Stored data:
BEGIN

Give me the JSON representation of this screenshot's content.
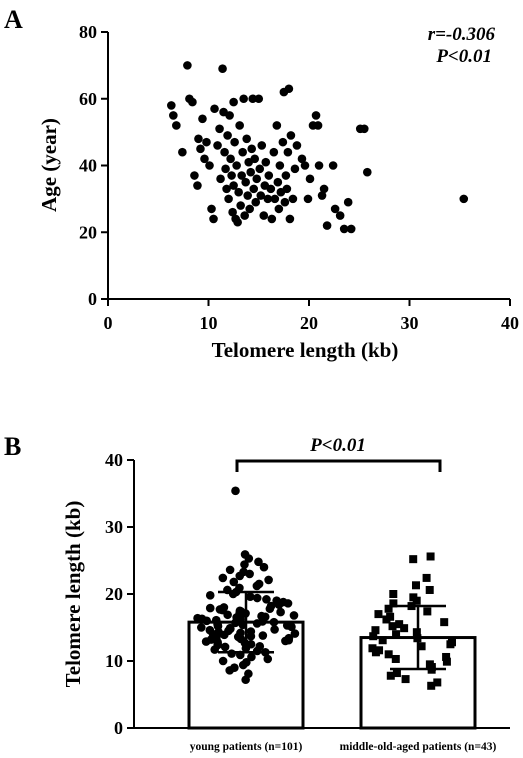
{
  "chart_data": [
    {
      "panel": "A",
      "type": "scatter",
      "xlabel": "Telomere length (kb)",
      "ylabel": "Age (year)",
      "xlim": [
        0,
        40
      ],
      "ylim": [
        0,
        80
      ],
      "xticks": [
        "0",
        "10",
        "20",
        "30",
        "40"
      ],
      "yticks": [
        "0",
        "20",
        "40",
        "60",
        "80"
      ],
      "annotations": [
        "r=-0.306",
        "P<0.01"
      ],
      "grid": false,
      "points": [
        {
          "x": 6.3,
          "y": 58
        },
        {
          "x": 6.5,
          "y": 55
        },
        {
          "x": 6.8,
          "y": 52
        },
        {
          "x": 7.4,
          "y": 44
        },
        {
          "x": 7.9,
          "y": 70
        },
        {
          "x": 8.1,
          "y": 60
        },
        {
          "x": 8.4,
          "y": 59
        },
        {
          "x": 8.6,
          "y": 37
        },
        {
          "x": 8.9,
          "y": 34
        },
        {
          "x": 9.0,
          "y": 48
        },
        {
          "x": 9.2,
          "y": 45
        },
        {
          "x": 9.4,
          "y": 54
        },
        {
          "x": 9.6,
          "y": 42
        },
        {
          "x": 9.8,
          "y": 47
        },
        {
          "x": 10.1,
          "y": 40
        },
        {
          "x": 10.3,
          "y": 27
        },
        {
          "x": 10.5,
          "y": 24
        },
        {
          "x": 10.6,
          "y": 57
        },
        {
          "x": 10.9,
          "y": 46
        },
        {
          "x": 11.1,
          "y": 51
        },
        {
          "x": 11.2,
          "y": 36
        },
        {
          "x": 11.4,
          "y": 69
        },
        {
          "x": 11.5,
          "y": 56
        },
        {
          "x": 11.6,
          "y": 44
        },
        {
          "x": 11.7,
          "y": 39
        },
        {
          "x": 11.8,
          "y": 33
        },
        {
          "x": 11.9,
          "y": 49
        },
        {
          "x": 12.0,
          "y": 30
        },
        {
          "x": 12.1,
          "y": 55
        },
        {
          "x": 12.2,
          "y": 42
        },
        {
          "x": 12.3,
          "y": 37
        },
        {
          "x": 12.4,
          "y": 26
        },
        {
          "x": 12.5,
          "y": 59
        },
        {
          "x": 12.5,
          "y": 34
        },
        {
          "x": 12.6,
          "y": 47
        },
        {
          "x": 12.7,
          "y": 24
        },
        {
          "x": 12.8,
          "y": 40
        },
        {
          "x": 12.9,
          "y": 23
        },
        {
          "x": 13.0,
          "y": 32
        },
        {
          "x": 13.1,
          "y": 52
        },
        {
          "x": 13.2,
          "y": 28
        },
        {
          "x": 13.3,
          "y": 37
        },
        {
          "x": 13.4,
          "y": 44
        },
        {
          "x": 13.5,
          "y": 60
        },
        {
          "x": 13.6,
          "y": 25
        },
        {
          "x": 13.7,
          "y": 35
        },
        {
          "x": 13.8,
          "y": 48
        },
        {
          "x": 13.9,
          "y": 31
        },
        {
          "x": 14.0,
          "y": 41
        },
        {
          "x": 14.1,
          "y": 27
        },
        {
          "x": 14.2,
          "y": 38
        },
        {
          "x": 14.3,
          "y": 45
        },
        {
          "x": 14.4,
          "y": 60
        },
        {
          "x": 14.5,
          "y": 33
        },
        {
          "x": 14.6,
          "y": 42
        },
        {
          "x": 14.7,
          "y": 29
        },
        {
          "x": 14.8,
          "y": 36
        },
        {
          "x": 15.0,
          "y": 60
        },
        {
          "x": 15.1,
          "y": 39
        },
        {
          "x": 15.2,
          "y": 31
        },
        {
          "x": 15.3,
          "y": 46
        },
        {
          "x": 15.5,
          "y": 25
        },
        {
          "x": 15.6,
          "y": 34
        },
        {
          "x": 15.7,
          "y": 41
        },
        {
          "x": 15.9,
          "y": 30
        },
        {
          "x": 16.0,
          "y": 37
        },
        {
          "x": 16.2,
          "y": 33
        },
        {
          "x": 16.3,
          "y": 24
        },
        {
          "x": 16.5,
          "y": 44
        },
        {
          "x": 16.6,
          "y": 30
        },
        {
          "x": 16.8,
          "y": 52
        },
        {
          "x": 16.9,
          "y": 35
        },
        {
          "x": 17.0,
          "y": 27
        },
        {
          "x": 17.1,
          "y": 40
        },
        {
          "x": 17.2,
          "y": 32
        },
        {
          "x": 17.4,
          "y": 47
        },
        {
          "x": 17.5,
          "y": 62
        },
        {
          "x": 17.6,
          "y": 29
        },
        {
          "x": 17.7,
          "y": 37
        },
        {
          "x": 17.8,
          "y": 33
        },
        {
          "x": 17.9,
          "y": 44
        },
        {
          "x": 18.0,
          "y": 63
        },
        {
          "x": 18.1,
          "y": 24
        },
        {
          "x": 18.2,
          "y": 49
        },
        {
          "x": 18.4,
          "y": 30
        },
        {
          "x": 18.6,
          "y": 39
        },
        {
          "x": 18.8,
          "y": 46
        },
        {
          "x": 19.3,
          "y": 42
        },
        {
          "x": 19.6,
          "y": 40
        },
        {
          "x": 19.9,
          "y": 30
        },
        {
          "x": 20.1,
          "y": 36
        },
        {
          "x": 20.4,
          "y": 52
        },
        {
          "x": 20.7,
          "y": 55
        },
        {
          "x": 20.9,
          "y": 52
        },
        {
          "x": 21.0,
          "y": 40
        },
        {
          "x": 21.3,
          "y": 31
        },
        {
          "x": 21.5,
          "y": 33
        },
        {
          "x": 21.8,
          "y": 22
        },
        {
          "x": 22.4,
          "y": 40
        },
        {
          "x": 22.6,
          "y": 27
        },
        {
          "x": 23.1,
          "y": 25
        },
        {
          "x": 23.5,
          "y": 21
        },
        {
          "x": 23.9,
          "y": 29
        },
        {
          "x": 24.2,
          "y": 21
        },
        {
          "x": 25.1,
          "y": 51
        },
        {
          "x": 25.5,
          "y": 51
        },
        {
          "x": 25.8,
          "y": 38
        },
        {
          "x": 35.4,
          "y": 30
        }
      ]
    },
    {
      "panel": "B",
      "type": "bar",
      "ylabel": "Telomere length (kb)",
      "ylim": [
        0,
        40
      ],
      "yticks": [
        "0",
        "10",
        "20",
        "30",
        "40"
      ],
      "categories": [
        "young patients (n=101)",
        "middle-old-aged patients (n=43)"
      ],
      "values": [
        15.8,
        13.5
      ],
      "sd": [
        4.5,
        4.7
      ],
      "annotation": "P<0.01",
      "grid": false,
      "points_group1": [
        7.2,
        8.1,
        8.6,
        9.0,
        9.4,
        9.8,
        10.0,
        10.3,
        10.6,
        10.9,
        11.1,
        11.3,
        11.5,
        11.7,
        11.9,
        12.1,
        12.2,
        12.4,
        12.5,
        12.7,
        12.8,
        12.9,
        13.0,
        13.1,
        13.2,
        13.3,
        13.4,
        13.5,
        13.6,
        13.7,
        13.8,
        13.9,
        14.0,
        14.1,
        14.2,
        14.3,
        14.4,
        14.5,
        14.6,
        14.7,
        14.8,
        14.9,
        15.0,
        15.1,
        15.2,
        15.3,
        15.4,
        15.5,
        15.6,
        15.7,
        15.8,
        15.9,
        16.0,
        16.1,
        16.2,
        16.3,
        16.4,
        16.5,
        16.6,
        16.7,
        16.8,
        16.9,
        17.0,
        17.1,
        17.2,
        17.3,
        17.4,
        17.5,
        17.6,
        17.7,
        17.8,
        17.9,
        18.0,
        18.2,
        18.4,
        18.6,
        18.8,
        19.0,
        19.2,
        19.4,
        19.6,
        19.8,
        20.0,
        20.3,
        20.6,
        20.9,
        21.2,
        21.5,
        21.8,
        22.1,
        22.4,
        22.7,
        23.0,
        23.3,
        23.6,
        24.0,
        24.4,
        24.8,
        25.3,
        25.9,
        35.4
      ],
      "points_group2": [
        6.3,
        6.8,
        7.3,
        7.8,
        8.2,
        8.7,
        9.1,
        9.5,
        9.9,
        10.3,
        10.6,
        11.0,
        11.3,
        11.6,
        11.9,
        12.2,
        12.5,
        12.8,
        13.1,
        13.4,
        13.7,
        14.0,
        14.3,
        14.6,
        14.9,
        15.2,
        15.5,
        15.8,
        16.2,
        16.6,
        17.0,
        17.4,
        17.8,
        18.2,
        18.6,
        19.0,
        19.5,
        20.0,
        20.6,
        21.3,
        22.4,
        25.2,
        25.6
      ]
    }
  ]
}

END
BEGIN

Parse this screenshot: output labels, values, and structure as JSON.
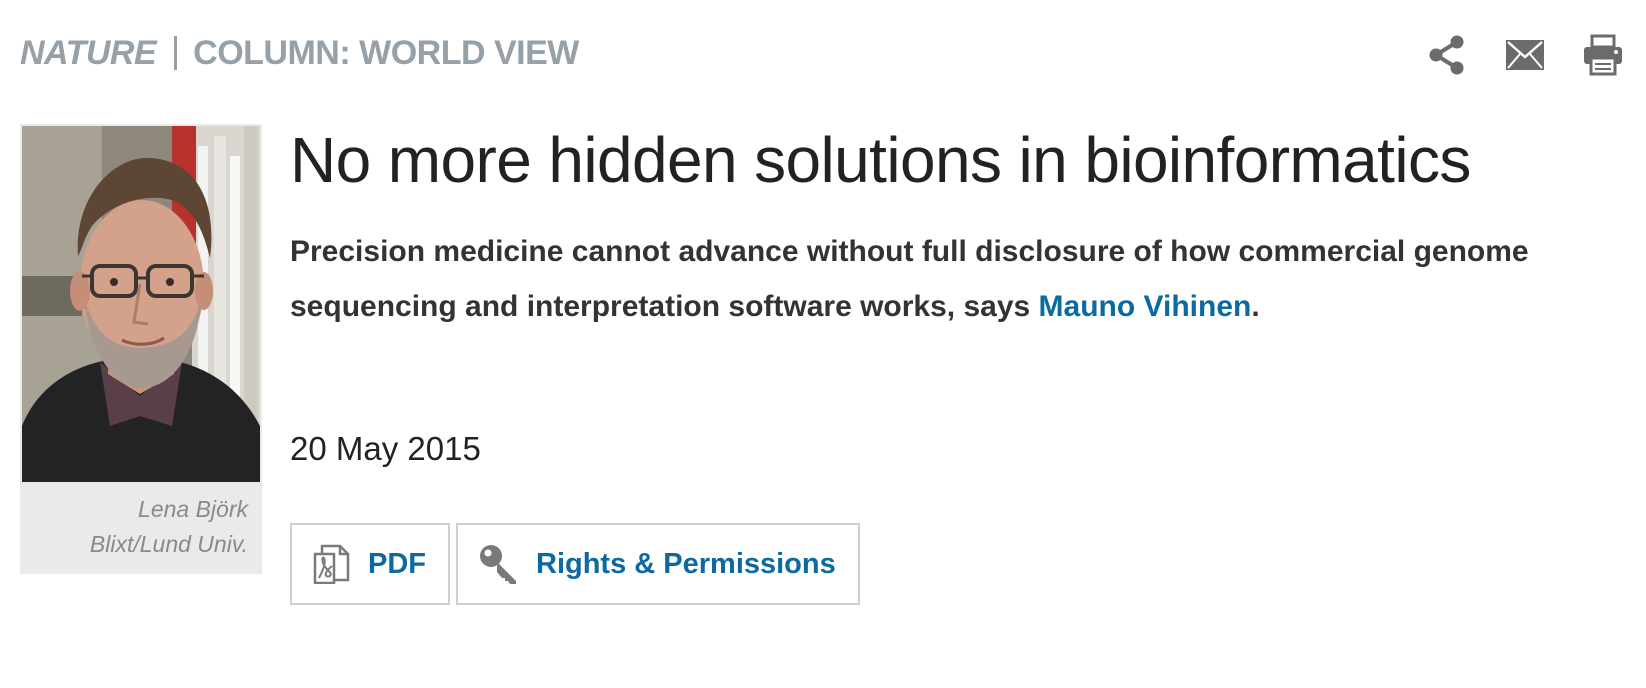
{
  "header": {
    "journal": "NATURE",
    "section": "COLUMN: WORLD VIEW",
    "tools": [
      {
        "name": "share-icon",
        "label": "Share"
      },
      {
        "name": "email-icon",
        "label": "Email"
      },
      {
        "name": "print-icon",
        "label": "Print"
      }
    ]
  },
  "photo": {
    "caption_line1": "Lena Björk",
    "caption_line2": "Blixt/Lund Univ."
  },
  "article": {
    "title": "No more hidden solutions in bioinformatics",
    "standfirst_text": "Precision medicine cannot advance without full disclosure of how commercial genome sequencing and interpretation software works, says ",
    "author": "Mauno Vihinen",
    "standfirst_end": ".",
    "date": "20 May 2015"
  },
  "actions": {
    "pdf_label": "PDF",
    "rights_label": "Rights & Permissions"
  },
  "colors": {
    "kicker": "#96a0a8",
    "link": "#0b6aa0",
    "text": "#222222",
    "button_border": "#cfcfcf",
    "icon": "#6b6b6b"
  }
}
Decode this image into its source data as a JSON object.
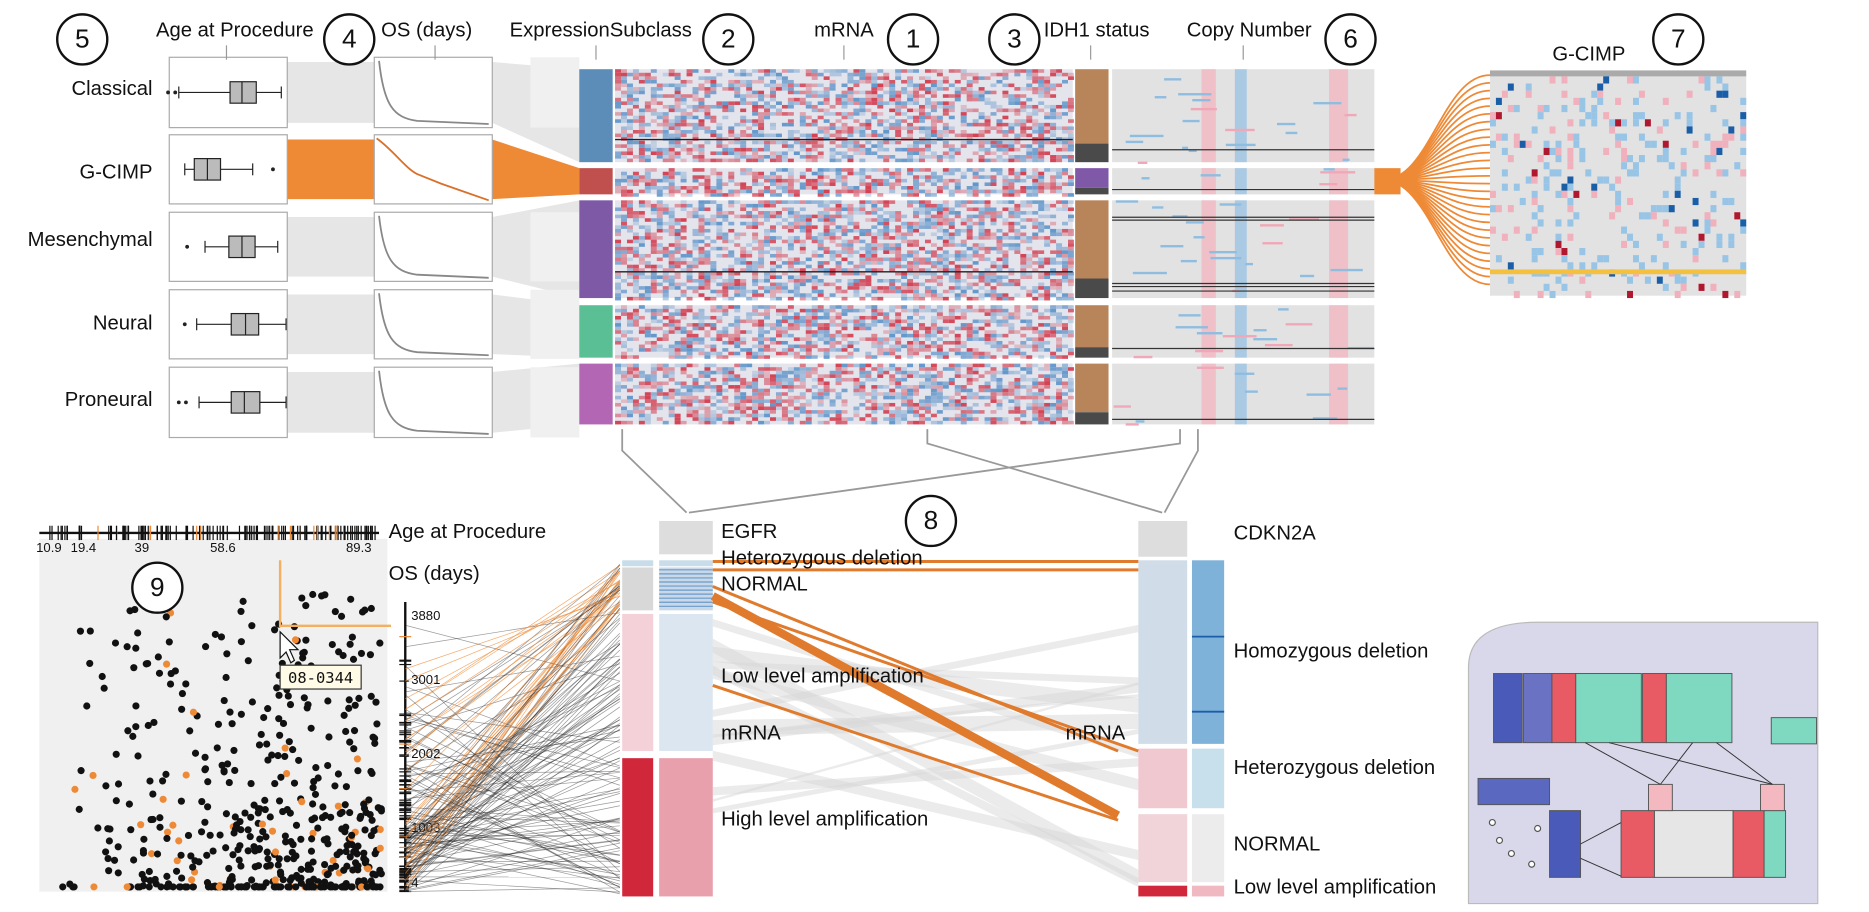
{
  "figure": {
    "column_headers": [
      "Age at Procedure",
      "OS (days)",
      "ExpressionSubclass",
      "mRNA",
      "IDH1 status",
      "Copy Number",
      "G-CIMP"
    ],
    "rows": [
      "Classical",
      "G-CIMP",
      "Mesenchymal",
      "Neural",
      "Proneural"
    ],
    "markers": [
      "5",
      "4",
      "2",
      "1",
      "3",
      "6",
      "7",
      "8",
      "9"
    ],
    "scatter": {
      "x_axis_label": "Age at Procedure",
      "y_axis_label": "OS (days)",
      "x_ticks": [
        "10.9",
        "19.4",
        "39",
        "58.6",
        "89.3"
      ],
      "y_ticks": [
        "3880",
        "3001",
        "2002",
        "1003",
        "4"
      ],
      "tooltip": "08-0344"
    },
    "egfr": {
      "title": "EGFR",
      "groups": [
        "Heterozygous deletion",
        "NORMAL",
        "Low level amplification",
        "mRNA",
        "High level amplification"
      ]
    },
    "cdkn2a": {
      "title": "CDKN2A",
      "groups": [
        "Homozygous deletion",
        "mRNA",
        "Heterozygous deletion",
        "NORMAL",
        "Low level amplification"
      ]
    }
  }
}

END

-- WORK INSTRUCTIONS --
Copy all lines of the records in which the string "values" can be found.

-- THE ANSWER --
      "values": [
Parse this screenshot: output labels, values, and structure as JSON.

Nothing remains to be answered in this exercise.